### WHAT IS NEEDED
Pull out every line with the word "gamma".

* Start *

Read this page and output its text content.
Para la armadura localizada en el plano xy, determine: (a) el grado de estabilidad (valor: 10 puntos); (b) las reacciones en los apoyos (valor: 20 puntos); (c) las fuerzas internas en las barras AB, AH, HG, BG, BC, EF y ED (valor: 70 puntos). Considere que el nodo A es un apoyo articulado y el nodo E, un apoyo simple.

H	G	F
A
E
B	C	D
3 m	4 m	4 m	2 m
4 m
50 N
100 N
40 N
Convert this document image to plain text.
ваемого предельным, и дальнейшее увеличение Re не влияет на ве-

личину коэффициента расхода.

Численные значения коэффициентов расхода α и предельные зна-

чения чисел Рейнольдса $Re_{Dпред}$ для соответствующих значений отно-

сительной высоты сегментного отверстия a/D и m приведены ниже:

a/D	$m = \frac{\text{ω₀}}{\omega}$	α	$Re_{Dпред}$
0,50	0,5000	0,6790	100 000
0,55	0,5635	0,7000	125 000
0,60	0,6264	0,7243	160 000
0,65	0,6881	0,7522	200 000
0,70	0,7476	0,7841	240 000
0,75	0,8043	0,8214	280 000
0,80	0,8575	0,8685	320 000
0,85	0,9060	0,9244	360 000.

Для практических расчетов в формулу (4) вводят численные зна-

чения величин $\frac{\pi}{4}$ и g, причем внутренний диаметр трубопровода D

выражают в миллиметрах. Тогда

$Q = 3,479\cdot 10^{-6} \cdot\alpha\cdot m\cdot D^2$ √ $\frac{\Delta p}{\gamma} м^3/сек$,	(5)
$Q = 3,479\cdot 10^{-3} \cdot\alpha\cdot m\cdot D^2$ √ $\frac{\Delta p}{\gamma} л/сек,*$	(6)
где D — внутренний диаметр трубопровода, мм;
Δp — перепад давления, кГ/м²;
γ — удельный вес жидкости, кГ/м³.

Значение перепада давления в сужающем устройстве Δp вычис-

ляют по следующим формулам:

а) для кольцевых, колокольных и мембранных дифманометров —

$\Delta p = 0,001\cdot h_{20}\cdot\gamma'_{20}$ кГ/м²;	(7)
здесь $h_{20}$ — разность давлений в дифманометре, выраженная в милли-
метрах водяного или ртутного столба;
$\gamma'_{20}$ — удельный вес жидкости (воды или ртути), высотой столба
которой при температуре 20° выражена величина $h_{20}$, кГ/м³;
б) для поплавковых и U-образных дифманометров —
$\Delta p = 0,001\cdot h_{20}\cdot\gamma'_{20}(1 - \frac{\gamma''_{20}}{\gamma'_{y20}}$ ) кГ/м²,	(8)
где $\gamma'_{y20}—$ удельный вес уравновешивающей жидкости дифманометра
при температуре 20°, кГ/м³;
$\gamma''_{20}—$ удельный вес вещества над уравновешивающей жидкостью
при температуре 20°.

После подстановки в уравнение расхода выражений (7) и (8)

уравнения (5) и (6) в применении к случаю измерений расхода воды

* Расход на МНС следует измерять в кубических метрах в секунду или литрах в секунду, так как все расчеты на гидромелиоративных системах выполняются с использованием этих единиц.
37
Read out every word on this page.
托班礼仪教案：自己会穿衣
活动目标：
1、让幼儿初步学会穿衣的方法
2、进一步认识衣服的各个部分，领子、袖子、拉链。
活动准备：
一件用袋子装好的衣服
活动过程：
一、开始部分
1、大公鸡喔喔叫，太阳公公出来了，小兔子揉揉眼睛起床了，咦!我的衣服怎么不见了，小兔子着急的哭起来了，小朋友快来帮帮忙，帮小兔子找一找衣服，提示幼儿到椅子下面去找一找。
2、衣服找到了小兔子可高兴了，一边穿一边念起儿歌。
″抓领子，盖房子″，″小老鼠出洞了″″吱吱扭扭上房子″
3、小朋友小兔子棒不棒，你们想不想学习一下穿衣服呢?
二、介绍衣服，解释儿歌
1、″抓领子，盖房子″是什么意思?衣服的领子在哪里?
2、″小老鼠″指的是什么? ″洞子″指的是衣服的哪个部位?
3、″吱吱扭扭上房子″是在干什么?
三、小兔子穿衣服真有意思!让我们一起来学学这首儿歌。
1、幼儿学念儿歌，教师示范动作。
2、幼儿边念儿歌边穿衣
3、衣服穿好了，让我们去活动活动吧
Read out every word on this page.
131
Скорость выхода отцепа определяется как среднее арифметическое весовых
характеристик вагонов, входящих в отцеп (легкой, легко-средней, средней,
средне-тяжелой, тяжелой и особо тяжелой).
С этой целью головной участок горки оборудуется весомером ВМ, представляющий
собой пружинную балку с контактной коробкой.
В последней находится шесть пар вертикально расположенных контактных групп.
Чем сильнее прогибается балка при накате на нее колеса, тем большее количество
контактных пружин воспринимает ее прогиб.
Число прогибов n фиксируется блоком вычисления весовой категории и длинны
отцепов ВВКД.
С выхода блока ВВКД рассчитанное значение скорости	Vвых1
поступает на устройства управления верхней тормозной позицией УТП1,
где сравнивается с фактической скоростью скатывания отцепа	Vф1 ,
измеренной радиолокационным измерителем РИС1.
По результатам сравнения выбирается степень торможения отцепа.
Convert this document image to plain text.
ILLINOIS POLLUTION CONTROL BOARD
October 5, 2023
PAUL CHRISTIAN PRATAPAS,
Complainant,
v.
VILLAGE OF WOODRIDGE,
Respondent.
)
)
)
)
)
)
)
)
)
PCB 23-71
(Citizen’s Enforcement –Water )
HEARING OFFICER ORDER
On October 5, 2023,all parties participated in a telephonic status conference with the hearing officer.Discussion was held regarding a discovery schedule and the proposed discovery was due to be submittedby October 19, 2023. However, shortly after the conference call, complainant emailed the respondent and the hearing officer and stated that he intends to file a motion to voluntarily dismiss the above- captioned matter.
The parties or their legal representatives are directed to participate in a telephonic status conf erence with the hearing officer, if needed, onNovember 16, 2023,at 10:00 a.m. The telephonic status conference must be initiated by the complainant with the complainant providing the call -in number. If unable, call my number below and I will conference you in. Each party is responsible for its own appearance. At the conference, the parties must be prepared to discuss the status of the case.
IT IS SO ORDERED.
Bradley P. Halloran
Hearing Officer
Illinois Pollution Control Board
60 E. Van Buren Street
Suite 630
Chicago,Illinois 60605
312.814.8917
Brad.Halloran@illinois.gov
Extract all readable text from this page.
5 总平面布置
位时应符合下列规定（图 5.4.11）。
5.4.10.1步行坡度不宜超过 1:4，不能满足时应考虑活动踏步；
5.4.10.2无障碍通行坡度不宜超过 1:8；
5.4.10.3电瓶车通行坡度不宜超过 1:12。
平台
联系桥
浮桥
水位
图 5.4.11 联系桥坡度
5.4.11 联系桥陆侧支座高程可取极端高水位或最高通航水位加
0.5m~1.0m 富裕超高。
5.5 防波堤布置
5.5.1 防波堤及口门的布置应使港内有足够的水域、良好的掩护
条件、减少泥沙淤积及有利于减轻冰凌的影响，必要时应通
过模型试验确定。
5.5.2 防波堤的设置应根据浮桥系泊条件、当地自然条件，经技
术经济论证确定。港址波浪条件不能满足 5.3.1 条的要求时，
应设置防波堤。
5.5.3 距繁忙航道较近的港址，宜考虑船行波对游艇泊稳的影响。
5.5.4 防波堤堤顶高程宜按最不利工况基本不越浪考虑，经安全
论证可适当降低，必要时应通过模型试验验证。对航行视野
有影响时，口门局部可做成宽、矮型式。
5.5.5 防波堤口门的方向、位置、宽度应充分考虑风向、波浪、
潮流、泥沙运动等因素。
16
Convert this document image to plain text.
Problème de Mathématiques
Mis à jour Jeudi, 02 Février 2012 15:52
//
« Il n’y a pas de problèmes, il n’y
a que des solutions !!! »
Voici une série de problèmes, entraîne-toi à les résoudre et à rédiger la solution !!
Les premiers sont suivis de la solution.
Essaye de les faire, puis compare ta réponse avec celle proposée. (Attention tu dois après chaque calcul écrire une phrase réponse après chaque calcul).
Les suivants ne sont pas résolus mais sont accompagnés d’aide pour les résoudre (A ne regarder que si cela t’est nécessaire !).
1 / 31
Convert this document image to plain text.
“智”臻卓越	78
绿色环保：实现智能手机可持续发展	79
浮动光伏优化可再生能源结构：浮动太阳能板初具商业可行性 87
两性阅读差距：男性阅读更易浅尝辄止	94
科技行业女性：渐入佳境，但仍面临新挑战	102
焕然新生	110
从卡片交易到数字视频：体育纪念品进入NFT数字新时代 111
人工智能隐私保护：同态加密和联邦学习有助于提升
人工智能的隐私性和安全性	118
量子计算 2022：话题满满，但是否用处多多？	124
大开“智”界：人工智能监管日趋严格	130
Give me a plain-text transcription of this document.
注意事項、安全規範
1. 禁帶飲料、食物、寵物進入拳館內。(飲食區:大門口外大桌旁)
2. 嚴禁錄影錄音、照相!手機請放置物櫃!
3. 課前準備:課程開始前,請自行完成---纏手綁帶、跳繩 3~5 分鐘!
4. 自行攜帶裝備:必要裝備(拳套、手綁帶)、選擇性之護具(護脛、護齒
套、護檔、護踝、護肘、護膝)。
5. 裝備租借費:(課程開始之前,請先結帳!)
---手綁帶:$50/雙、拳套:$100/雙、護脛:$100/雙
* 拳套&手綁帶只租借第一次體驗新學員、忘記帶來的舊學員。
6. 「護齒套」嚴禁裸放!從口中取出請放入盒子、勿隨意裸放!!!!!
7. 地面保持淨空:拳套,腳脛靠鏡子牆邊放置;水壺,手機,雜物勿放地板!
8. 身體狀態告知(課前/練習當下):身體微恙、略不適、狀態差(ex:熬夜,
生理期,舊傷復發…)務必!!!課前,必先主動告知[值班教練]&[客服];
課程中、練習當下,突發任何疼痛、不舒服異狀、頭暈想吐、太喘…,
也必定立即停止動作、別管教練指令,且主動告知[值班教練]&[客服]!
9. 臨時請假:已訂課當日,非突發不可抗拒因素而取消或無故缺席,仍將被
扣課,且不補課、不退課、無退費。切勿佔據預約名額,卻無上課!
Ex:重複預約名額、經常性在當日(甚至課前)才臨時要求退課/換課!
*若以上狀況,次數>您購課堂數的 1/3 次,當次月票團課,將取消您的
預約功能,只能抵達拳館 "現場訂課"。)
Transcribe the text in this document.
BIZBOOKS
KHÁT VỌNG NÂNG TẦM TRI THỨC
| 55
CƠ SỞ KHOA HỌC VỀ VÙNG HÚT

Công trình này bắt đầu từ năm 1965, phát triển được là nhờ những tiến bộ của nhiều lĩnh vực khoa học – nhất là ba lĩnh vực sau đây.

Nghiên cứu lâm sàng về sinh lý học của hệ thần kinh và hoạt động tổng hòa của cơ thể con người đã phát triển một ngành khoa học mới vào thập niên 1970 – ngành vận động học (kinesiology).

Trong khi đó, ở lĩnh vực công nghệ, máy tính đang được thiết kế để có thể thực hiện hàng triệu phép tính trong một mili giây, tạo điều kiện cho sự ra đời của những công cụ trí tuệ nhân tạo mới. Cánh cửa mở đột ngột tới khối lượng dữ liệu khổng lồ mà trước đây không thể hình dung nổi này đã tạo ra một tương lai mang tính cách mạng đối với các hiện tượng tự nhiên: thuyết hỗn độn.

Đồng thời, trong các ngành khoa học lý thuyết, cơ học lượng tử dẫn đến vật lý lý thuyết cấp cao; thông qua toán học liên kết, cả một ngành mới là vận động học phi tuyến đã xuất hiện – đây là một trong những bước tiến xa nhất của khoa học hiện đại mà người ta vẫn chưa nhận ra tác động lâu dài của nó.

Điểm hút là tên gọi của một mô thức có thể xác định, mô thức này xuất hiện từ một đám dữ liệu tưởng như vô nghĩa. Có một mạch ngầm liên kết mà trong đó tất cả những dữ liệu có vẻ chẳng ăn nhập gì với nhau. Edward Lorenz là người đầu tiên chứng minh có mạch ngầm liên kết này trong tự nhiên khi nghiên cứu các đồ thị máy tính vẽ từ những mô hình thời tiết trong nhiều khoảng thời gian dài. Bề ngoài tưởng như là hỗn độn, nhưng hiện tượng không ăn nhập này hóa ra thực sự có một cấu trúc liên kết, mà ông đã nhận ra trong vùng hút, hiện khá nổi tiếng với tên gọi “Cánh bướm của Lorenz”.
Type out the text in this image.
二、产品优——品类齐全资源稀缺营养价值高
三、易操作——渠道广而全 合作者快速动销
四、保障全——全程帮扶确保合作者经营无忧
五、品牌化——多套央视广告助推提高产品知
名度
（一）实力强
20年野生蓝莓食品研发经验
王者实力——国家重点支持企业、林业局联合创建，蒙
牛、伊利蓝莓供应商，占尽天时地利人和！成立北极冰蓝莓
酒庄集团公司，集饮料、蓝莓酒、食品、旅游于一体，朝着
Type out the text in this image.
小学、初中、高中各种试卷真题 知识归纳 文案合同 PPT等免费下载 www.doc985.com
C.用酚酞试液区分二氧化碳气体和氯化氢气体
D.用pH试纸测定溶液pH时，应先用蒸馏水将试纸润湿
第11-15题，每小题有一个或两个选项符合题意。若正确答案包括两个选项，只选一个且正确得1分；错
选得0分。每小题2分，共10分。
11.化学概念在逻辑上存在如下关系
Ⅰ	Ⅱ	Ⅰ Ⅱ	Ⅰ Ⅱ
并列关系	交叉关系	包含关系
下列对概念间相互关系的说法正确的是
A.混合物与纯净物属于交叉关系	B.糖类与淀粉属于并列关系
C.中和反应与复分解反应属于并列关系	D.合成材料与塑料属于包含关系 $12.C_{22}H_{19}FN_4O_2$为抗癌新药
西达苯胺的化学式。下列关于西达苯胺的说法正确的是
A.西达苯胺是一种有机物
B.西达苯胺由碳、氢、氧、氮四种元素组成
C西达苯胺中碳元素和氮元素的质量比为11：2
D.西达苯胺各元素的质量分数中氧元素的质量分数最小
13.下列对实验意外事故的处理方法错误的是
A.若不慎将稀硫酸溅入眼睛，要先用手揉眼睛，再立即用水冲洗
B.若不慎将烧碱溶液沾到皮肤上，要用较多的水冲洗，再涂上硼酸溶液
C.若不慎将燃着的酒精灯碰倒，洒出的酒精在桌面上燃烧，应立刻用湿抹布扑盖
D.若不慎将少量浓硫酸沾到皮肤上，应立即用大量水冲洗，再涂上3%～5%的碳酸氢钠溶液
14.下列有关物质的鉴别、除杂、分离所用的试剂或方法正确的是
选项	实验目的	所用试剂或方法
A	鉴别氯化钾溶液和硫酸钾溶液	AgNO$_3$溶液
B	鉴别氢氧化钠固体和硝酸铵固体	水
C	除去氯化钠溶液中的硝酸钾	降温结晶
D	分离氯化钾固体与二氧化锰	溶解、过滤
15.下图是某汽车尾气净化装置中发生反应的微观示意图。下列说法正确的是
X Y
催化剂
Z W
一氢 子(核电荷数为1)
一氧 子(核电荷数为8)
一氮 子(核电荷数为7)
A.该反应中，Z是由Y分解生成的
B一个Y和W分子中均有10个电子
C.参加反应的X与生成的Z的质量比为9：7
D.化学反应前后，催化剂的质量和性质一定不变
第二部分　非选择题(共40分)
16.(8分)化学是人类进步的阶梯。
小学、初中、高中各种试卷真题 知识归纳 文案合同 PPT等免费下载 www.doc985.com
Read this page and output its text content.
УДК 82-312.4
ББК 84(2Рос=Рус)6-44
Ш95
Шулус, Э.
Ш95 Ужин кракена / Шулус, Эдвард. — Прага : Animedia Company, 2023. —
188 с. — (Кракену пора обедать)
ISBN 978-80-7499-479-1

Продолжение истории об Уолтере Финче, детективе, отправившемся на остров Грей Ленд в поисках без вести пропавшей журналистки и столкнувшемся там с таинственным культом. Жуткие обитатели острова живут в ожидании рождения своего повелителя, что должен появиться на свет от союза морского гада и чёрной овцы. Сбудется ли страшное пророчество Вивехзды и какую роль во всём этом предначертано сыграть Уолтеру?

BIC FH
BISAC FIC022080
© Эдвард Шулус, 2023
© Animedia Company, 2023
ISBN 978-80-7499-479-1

* End *

### TASK ANSWER
$Q = 3,479\cdot 10^{-6} \cdot\alpha\cdot m\cdot D^2$ √ $\frac{\Delta p}{\gamma} м^3/сек$,	(5)
$Q = 3,479\cdot 10^{-3} \cdot\alpha\cdot m\cdot D^2$ √ $\frac{\Delta p}{\gamma} л/сек,*$	(6)
$\Delta p = 0,001\cdot h_{20}\cdot\gamma'_{20}$ кГ/м²;	(7)
$\gamma'_{20}$ — удельный вес жидкости (воды или ртути), высотой столба
$\Delta p = 0,001\cdot h_{20}\cdot\gamma'_{20}(1 - \frac{\gamma''_{20}}{\gamma'_{y20}}$ ) кГ/м²,	(8)
где $\gamma'_{y20}—$ удельный вес уравновешивающей жидкости дифманометра
$\gamma''_{20}—$ удельный вес вещества над уравновешивающей жидкостью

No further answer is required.